The exercise: Look through the entries below and report how many lines hold the string "then". Only the number is wanted.
— start of Entries shown —
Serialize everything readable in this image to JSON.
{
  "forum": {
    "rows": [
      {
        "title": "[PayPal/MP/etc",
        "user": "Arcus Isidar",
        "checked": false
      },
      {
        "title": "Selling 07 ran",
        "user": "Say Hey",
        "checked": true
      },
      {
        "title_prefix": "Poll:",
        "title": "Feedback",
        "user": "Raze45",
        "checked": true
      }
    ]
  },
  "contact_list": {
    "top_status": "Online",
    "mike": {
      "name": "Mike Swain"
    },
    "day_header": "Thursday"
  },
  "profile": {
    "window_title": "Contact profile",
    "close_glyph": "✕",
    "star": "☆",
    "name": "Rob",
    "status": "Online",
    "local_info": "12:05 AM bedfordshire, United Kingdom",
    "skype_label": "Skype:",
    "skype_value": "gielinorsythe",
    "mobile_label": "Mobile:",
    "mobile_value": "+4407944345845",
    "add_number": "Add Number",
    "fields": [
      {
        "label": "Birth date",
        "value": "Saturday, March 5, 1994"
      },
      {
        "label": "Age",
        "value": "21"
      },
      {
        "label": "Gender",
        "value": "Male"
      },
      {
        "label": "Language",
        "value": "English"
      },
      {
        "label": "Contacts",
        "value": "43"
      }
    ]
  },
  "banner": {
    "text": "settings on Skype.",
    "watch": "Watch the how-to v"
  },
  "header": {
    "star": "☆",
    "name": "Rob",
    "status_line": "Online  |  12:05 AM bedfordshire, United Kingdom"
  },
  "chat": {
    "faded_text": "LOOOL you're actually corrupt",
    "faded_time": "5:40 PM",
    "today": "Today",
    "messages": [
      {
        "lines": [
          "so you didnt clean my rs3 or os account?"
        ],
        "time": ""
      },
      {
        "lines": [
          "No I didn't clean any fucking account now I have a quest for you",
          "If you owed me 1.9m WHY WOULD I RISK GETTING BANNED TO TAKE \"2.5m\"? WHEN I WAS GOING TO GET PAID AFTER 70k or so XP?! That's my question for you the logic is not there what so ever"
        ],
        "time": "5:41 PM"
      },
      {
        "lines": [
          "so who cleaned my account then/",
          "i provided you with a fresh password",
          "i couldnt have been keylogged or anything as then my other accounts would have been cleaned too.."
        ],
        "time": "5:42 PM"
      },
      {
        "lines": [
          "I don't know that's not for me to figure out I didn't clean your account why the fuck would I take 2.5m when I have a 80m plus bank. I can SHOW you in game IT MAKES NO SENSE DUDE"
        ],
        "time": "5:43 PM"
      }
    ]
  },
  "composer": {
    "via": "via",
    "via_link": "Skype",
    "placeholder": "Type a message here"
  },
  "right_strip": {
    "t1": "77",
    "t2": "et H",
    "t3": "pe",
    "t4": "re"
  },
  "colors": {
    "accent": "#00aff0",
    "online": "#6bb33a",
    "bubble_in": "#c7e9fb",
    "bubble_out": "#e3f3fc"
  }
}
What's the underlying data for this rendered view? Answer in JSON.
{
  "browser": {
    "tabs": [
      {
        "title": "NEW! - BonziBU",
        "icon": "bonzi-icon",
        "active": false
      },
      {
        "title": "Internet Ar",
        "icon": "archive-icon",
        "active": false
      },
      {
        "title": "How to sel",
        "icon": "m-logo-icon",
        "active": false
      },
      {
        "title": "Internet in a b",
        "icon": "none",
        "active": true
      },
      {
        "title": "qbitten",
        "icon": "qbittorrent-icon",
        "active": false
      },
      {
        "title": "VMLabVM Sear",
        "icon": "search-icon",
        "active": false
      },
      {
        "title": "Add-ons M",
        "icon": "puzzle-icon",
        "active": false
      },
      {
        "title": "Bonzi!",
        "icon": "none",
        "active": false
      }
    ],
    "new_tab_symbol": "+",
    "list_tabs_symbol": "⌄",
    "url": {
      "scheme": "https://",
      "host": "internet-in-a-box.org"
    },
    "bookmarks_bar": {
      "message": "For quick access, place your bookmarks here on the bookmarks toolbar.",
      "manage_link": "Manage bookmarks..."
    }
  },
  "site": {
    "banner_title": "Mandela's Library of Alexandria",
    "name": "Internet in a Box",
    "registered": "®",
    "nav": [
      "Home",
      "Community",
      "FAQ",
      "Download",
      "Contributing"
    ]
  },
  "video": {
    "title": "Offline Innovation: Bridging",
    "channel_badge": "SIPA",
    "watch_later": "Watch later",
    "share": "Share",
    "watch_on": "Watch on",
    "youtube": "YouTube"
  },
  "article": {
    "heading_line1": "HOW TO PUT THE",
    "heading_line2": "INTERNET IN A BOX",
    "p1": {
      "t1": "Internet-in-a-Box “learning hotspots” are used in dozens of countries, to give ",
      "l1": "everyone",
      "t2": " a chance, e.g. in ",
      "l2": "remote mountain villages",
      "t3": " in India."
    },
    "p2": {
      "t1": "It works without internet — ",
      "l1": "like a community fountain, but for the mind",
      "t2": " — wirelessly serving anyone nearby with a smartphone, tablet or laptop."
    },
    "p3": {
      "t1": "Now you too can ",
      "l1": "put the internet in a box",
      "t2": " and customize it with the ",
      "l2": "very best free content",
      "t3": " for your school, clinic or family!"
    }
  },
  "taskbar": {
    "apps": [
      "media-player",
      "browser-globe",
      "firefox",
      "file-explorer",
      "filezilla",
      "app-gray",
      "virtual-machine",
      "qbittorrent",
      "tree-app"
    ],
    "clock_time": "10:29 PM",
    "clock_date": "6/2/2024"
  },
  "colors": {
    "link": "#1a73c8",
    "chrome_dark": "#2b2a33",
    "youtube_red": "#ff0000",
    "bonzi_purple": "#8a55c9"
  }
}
— end of Entries shown —
Correct answer: 2